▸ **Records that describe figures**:
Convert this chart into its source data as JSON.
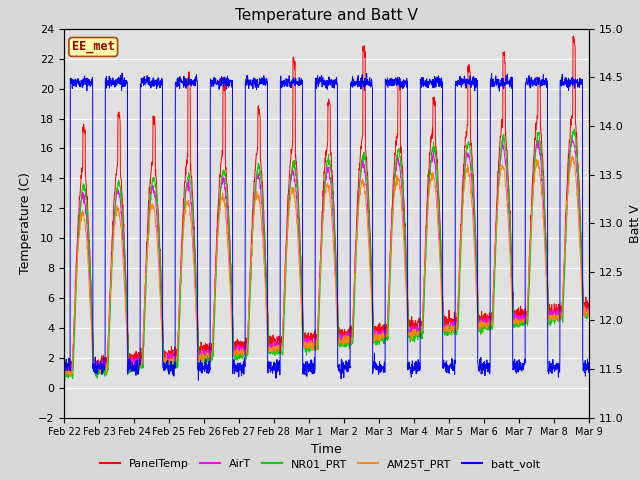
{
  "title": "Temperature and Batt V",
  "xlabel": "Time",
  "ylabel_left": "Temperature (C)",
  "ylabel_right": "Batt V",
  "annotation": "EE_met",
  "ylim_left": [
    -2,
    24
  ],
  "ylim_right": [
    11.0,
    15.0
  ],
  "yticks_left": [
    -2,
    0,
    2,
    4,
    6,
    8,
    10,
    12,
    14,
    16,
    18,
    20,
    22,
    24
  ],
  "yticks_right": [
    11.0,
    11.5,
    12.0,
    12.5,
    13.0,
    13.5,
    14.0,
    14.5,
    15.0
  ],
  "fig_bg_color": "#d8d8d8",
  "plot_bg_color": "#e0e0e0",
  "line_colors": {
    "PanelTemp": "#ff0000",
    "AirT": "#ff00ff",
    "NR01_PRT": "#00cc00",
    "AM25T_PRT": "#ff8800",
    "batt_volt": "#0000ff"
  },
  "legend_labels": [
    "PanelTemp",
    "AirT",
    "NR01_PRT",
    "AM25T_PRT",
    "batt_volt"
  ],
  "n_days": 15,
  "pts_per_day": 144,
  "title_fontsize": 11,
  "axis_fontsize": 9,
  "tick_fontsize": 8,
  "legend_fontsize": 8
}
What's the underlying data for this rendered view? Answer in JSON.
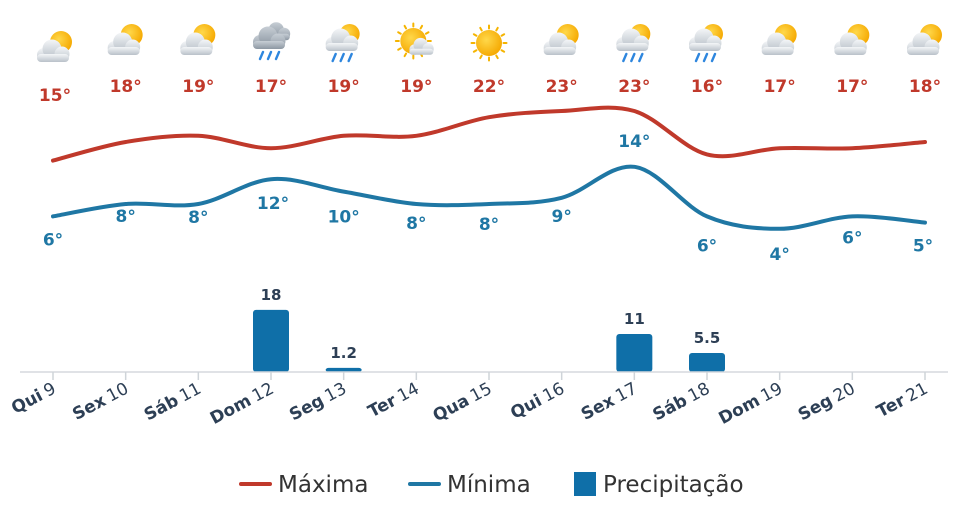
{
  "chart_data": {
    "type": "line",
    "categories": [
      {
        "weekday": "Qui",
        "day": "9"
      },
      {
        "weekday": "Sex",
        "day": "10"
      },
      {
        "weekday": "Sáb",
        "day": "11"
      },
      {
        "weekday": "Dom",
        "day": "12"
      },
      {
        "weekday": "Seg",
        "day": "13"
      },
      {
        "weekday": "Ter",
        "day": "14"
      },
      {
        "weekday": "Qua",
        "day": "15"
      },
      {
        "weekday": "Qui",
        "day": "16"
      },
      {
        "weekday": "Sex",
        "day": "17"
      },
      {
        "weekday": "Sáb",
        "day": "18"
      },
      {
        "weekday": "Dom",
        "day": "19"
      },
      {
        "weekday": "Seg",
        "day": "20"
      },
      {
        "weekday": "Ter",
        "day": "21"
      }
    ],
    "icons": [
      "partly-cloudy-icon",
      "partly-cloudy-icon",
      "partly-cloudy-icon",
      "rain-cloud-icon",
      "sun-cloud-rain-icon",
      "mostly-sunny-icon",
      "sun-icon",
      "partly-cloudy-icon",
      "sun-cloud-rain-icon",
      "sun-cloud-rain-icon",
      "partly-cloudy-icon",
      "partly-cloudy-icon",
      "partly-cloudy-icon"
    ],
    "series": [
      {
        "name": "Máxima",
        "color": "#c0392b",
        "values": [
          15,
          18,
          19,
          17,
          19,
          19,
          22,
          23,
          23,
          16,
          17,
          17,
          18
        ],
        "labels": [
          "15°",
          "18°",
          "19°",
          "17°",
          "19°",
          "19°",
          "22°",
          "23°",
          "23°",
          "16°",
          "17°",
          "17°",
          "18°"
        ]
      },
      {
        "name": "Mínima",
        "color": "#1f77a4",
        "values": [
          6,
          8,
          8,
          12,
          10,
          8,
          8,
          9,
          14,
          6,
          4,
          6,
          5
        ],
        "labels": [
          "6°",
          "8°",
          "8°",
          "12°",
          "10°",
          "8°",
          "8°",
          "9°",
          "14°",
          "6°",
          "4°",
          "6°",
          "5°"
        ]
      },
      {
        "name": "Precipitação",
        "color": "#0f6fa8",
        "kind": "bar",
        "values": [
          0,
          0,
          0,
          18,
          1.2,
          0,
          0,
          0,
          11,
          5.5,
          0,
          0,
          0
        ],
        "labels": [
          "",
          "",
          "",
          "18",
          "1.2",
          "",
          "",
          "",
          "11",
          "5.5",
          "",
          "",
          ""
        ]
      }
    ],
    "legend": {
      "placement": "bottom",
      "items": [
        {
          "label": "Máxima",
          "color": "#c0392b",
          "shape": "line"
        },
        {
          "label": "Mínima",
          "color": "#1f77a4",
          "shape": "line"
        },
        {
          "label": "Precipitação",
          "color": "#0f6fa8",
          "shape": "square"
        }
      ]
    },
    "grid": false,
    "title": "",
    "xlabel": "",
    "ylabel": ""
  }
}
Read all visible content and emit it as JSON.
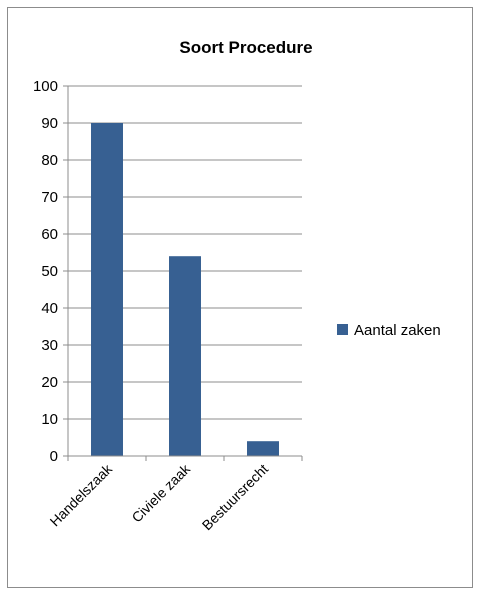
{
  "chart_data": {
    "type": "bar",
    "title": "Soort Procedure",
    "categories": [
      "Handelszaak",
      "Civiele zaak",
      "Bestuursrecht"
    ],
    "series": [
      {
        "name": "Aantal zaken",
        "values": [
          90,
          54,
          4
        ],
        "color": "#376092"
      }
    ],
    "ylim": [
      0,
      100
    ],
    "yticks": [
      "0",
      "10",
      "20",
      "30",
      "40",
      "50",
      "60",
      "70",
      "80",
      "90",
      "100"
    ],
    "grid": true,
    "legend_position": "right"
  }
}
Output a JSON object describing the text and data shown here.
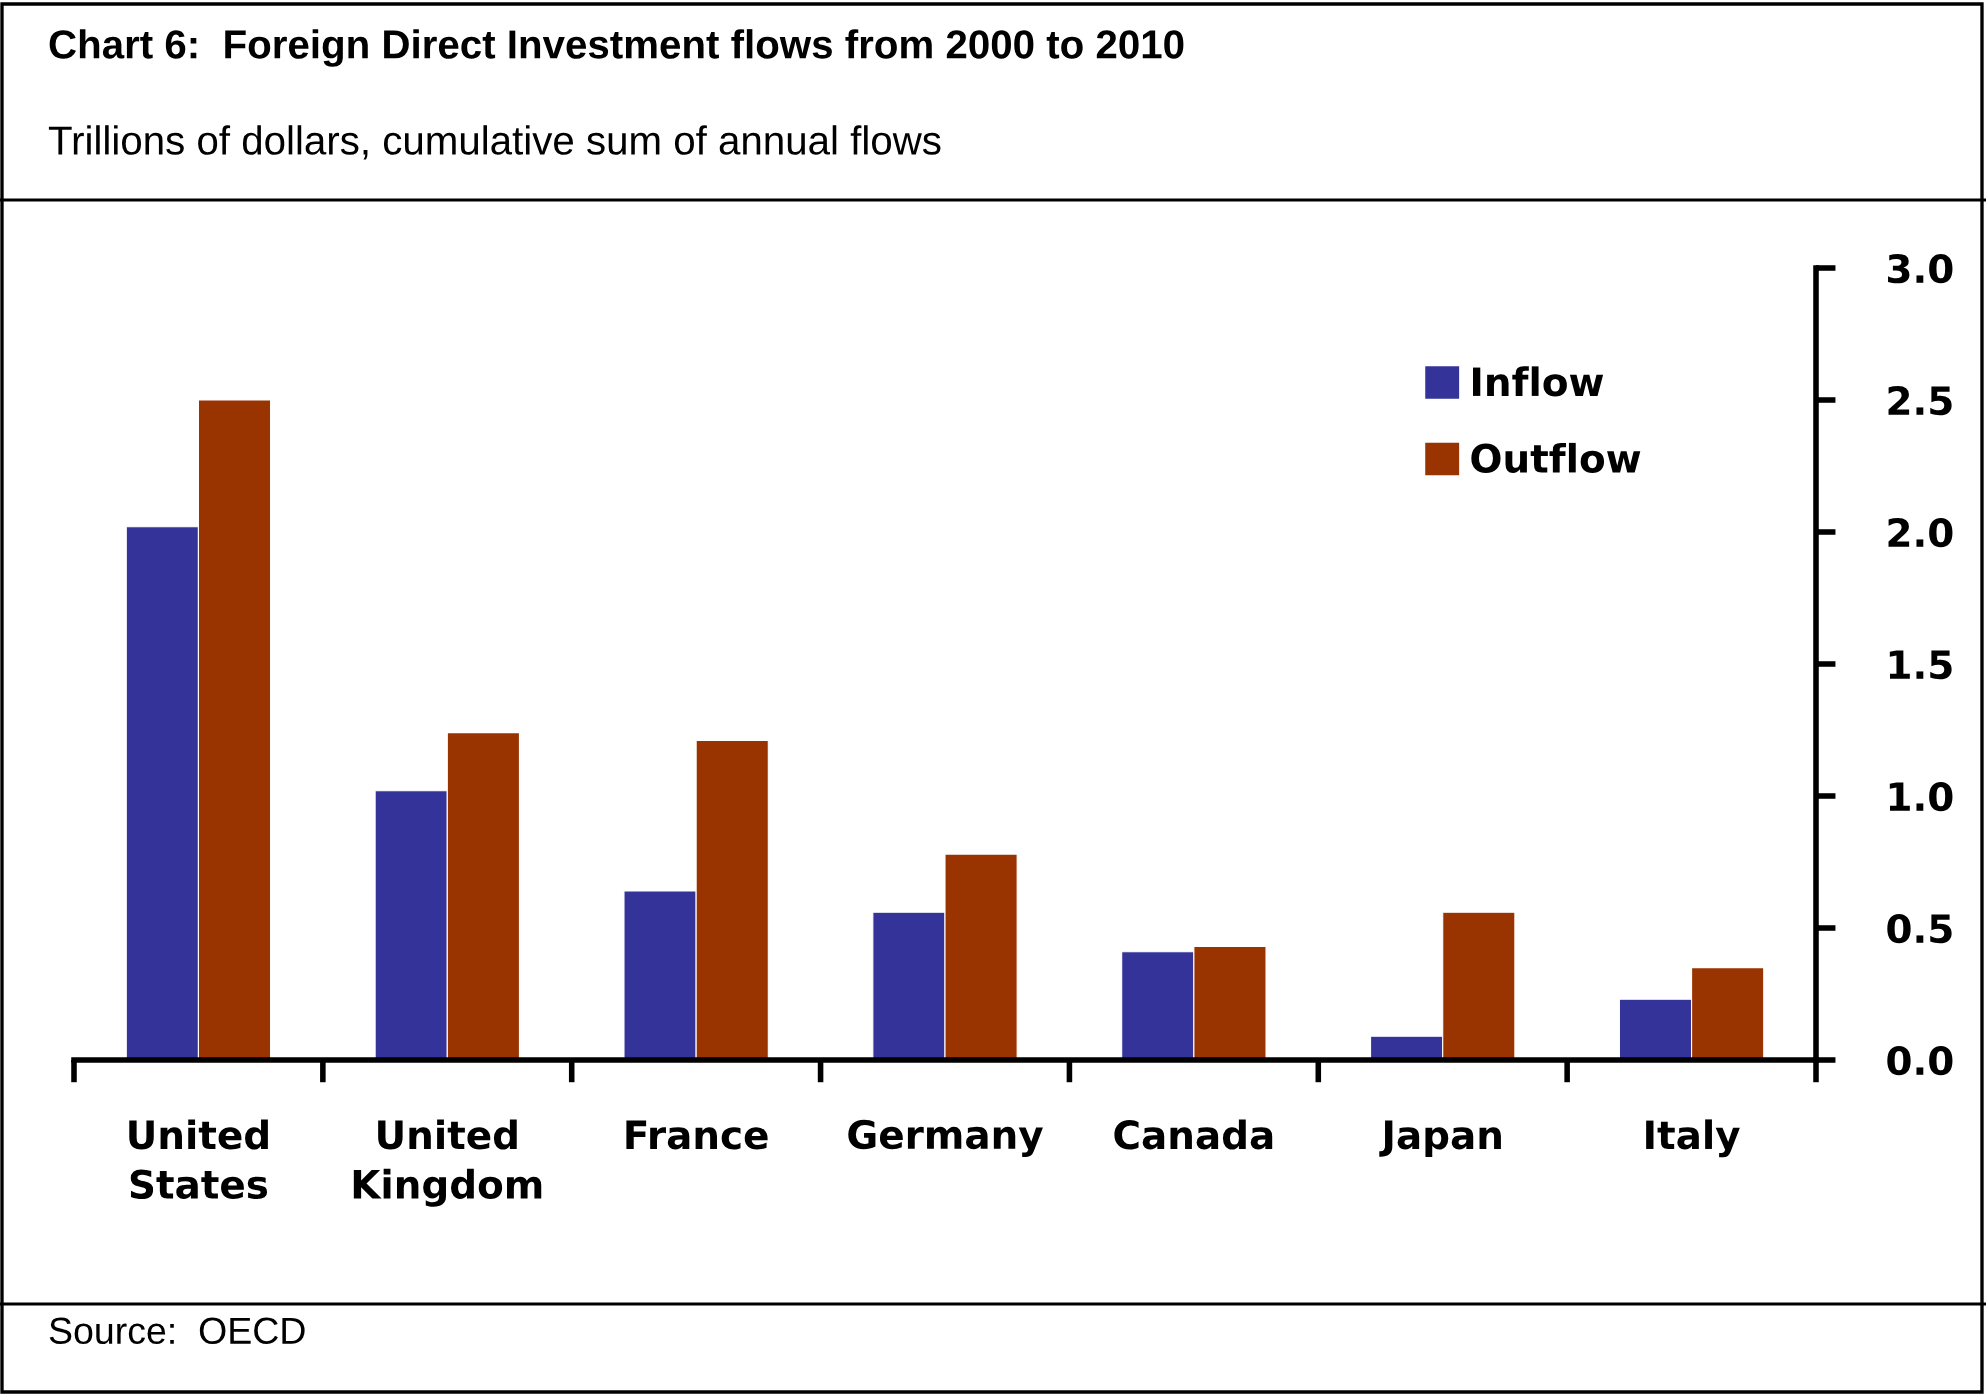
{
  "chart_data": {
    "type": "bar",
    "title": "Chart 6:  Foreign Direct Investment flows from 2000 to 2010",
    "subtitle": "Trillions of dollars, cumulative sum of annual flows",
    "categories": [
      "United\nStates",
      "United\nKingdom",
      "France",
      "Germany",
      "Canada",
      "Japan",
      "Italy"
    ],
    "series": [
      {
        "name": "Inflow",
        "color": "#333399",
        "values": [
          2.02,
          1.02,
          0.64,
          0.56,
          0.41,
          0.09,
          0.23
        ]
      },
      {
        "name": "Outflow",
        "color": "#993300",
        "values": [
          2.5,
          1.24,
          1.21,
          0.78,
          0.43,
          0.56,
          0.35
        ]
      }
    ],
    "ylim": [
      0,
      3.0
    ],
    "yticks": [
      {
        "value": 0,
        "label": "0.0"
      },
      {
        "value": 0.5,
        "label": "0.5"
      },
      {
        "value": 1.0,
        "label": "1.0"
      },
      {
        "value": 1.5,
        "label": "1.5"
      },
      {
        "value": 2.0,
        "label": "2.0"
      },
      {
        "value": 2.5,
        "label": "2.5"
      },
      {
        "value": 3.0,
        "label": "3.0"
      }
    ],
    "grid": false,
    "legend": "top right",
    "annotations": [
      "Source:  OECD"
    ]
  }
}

▸ **SET TASK**:
How many lines in the records above contain the word "this"? Reply with the number alone.

▸ **ANSWER FOR THE TASK**:
2